# Passage:
┄┄┄┄┄┄┄┄┄┄

I didn't know how deep in trouble I was until the words spilled out during a debate at a party. Friends from church were discussing the old evangelical emphasis on "relationship, not religion"—disputing its merit—when I suddenly snarled, "Well, I wouldn't still be practicing chastity if it were only because of [expletive] religion." There was a pause, then after one woman laughed, the conversation moved on, leaving me to ruminate on my forceful reaction.

I've never thought of singleness as especially easy or fun, but now that I'm in my middle 30s, it feels harder. Some days I find myself saying to God, "I want to keep obeying you, I want to make it as long as I can, but I don't know what is in me. I don't know how I would handle certain situations."

Childbearing isn't exactly a race, but sometimes it feels like most of my friends have lapped me multiple times, while I'm still at the start line, trying to overcome a stalled go-cart engine. And that's not all. Even if I weren't having babies, I could still be practicing.

A circumstance like mine is not the sort of thing the abstinence campaigns of yesteryear prepare you for, however well-intentioned they were. As one blogger noted earlier this year, efforts like the "True Love Waits" campaign often hinge on promises that may not be fulfilled and implicitly fault the waiting one when delays happen.

┄┄┄┄┄┄┄┄┄┄

# Material provided:

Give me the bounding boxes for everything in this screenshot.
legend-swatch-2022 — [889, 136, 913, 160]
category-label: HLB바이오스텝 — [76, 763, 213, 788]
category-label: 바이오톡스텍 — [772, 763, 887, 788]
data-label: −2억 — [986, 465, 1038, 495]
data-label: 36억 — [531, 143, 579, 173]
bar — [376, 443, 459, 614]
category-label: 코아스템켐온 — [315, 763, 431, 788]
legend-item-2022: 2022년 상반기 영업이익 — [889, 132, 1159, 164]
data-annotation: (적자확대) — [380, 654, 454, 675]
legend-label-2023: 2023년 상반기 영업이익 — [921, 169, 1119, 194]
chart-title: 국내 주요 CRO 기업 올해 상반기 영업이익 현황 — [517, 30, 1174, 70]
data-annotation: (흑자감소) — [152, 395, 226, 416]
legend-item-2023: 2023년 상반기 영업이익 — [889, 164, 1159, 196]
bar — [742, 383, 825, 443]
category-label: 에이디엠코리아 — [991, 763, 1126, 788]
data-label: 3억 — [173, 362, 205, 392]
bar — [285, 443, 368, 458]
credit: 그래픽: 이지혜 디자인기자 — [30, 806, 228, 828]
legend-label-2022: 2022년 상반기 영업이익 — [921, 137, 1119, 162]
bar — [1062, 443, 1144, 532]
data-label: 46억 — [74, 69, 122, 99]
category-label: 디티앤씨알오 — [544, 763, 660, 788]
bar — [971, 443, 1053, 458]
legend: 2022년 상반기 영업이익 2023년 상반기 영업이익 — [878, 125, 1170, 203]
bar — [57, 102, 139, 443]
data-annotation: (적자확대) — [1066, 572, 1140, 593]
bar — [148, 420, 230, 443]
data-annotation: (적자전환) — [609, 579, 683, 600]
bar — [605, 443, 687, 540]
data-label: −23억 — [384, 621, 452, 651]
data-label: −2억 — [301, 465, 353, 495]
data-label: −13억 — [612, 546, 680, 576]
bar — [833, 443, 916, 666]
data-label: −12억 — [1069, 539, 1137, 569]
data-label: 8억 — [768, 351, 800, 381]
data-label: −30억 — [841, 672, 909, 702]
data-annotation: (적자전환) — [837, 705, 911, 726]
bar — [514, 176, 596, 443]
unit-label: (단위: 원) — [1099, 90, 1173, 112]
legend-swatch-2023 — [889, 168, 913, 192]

┄┄┄┄┄┄┄┄┄┄

# Objective:
List every phrase or sentence that the passage on singleness places inside quotation marks, in order of appearance.

# Worked answer:
1. "relationship, not religion"
2. "Well, I wouldn't still be practicing chastity if it were only because of [expletive] religion."
3. "I want to keep obeying you, I want to make it as long as I can, but I don't know what is in me. I don't know how I would handle certain situations."
4. "True Love Waits"